((
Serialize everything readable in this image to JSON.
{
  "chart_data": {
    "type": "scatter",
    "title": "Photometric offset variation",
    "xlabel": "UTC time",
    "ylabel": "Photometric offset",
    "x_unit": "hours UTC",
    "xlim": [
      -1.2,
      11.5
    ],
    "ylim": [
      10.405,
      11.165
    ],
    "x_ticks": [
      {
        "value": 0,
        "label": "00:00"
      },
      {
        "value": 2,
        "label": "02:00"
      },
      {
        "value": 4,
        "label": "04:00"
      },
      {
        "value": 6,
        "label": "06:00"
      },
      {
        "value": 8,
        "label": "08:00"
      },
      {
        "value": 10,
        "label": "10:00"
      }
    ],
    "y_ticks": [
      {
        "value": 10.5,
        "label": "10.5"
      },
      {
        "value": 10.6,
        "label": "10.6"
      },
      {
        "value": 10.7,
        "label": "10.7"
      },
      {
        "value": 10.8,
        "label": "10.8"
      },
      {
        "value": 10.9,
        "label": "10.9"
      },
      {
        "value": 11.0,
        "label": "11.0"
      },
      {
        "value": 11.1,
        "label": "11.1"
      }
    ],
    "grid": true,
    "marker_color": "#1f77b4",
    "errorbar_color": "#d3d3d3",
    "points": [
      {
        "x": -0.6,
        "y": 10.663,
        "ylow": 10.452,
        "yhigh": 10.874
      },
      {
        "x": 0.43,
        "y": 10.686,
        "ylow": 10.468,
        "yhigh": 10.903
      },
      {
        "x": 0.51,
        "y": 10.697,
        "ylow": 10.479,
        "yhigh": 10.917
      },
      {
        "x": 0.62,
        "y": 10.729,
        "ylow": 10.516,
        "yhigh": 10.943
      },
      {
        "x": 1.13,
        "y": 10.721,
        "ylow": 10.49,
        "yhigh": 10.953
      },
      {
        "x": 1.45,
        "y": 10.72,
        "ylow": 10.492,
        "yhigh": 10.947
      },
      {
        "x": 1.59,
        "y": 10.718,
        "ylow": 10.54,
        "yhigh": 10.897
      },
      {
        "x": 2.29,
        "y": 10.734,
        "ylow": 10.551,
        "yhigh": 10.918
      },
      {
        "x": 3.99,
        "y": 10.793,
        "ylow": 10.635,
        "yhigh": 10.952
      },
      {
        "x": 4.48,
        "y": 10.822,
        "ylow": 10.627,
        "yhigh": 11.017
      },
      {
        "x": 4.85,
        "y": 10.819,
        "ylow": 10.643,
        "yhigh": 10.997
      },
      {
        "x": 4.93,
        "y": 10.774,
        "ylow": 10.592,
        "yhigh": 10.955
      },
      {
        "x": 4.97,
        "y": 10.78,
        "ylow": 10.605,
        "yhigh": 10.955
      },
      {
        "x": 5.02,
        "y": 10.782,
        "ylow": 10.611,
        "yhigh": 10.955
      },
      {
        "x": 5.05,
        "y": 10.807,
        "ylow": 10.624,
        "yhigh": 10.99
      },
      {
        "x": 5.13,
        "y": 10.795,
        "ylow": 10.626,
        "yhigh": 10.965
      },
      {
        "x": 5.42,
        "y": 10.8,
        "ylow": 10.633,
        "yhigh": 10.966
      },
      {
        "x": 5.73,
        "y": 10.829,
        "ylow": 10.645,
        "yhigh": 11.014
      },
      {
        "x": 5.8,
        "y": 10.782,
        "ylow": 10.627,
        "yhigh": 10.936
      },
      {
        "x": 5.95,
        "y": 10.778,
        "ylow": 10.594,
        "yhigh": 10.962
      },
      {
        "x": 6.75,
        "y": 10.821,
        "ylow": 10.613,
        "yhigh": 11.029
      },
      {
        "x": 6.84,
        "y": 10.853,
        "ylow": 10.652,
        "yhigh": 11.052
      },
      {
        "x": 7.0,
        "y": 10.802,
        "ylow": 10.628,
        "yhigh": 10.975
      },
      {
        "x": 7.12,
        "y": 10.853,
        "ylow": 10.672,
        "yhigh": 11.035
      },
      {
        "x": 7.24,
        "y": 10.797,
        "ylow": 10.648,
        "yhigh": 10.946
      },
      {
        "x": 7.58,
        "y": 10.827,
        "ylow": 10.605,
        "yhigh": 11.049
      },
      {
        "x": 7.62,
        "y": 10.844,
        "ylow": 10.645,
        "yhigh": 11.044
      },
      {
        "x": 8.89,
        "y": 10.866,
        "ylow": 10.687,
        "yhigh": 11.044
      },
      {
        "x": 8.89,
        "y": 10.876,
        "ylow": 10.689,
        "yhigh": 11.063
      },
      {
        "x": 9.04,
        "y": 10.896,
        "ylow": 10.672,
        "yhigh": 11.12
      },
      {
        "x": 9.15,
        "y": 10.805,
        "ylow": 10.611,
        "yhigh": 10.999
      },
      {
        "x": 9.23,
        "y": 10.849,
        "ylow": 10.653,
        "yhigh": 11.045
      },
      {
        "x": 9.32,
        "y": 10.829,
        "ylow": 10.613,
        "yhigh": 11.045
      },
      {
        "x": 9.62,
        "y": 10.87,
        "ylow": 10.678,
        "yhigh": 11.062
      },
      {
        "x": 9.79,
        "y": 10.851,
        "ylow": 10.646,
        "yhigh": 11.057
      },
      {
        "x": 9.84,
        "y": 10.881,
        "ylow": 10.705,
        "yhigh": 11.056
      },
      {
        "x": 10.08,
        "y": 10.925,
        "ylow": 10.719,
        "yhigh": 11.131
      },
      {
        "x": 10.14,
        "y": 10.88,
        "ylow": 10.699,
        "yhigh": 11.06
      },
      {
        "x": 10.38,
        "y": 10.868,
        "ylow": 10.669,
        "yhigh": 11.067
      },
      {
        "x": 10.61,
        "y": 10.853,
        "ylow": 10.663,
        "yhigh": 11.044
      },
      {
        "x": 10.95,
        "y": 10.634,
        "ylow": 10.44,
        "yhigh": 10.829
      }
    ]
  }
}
))
Short exercise
Reproduce the listing above word for word.

Answer in full
Serialize everything readable in this image to JSON.
{
  "chart_data": {
    "type": "scatter",
    "title": "Photometric offset variation",
    "xlabel": "UTC time",
    "ylabel": "Photometric offset",
    "x_unit": "hours UTC",
    "xlim": [
      -1.2,
      11.5
    ],
    "ylim": [
      10.405,
      11.165
    ],
    "x_ticks": [
      {
        "value": 0,
        "label": "00:00"
      },
      {
        "value": 2,
        "label": "02:00"
      },
      {
        "value": 4,
        "label": "04:00"
      },
      {
        "value": 6,
        "label": "06:00"
      },
      {
        "value": 8,
        "label": "08:00"
      },
      {
        "value": 10,
        "label": "10:00"
      }
    ],
    "y_ticks": [
      {
        "value": 10.5,
        "label": "10.5"
      },
      {
        "value": 10.6,
        "label": "10.6"
      },
      {
        "value": 10.7,
        "label": "10.7"
      },
      {
        "value": 10.8,
        "label": "10.8"
      },
      {
        "value": 10.9,
        "label": "10.9"
      },
      {
        "value": 11.0,
        "label": "11.0"
      },
      {
        "value": 11.1,
        "label": "11.1"
      }
    ],
    "grid": true,
    "marker_color": "#1f77b4",
    "errorbar_color": "#d3d3d3",
    "points": [
      {
        "x": -0.6,
        "y": 10.663,
        "ylow": 10.452,
        "yhigh": 10.874
      },
      {
        "x": 0.43,
        "y": 10.686,
        "ylow": 10.468,
        "yhigh": 10.903
      },
      {
        "x": 0.51,
        "y": 10.697,
        "ylow": 10.479,
        "yhigh": 10.917
      },
      {
        "x": 0.62,
        "y": 10.729,
        "ylow": 10.516,
        "yhigh": 10.943
      },
      {
        "x": 1.13,
        "y": 10.721,
        "ylow": 10.49,
        "yhigh": 10.953
      },
      {
        "x": 1.45,
        "y": 10.72,
        "ylow": 10.492,
        "yhigh": 10.947
      },
      {
        "x": 1.59,
        "y": 10.718,
        "ylow": 10.54,
        "yhigh": 10.897
      },
      {
        "x": 2.29,
        "y": 10.734,
        "ylow": 10.551,
        "yhigh": 10.918
      },
      {
        "x": 3.99,
        "y": 10.793,
        "ylow": 10.635,
        "yhigh": 10.952
      },
      {
        "x": 4.48,
        "y": 10.822,
        "ylow": 10.627,
        "yhigh": 11.017
      },
      {
        "x": 4.85,
        "y": 10.819,
        "ylow": 10.643,
        "yhigh": 10.997
      },
      {
        "x": 4.93,
        "y": 10.774,
        "ylow": 10.592,
        "yhigh": 10.955
      },
      {
        "x": 4.97,
        "y": 10.78,
        "ylow": 10.605,
        "yhigh": 10.955
      },
      {
        "x": 5.02,
        "y": 10.782,
        "ylow": 10.611,
        "yhigh": 10.955
      },
      {
        "x": 5.05,
        "y": 10.807,
        "ylow": 10.624,
        "yhigh": 10.99
      },
      {
        "x": 5.13,
        "y": 10.795,
        "ylow": 10.626,
        "yhigh": 10.965
      },
      {
        "x": 5.42,
        "y": 10.8,
        "ylow": 10.633,
        "yhigh": 10.966
      },
      {
        "x": 5.73,
        "y": 10.829,
        "ylow": 10.645,
        "yhigh": 11.014
      },
      {
        "x": 5.8,
        "y": 10.782,
        "ylow": 10.627,
        "yhigh": 10.936
      },
      {
        "x": 5.95,
        "y": 10.778,
        "ylow": 10.594,
        "yhigh": 10.962
      },
      {
        "x": 6.75,
        "y": 10.821,
        "ylow": 10.613,
        "yhigh": 11.029
      },
      {
        "x": 6.84,
        "y": 10.853,
        "ylow": 10.652,
        "yhigh": 11.052
      },
      {
        "x": 7.0,
        "y": 10.802,
        "ylow": 10.628,
        "yhigh": 10.975
      },
      {
        "x": 7.12,
        "y": 10.853,
        "ylow": 10.672,
        "yhigh": 11.035
      },
      {
        "x": 7.24,
        "y": 10.797,
        "ylow": 10.648,
        "yhigh": 10.946
      },
      {
        "x": 7.58,
        "y": 10.827,
        "ylow": 10.605,
        "yhigh": 11.049
      },
      {
        "x": 7.62,
        "y": 10.844,
        "ylow": 10.645,
        "yhigh": 11.044
      },
      {
        "x": 8.89,
        "y": 10.866,
        "ylow": 10.687,
        "yhigh": 11.044
      },
      {
        "x": 8.89,
        "y": 10.876,
        "ylow": 10.689,
        "yhigh": 11.063
      },
      {
        "x": 9.04,
        "y": 10.896,
        "ylow": 10.672,
        "yhigh": 11.12
      },
      {
        "x": 9.15,
        "y": 10.805,
        "ylow": 10.611,
        "yhigh": 10.999
      },
      {
        "x": 9.23,
        "y": 10.849,
        "ylow": 10.653,
        "yhigh": 11.045
      },
      {
        "x": 9.32,
        "y": 10.829,
        "ylow": 10.613,
        "yhigh": 11.045
      },
      {
        "x": 9.62,
        "y": 10.87,
        "ylow": 10.678,
        "yhigh": 11.062
      },
      {
        "x": 9.79,
        "y": 10.851,
        "ylow": 10.646,
        "yhigh": 11.057
      },
      {
        "x": 9.84,
        "y": 10.881,
        "ylow": 10.705,
        "yhigh": 11.056
      },
      {
        "x": 10.08,
        "y": 10.925,
        "ylow": 10.719,
        "yhigh": 11.131
      },
      {
        "x": 10.14,
        "y": 10.88,
        "ylow": 10.699,
        "yhigh": 11.06
      },
      {
        "x": 10.38,
        "y": 10.868,
        "ylow": 10.669,
        "yhigh": 11.067
      },
      {
        "x": 10.61,
        "y": 10.853,
        "ylow": 10.663,
        "yhigh": 11.044
      },
      {
        "x": 10.95,
        "y": 10.634,
        "ylow": 10.44,
        "yhigh": 10.829
      }
    ]
  }
}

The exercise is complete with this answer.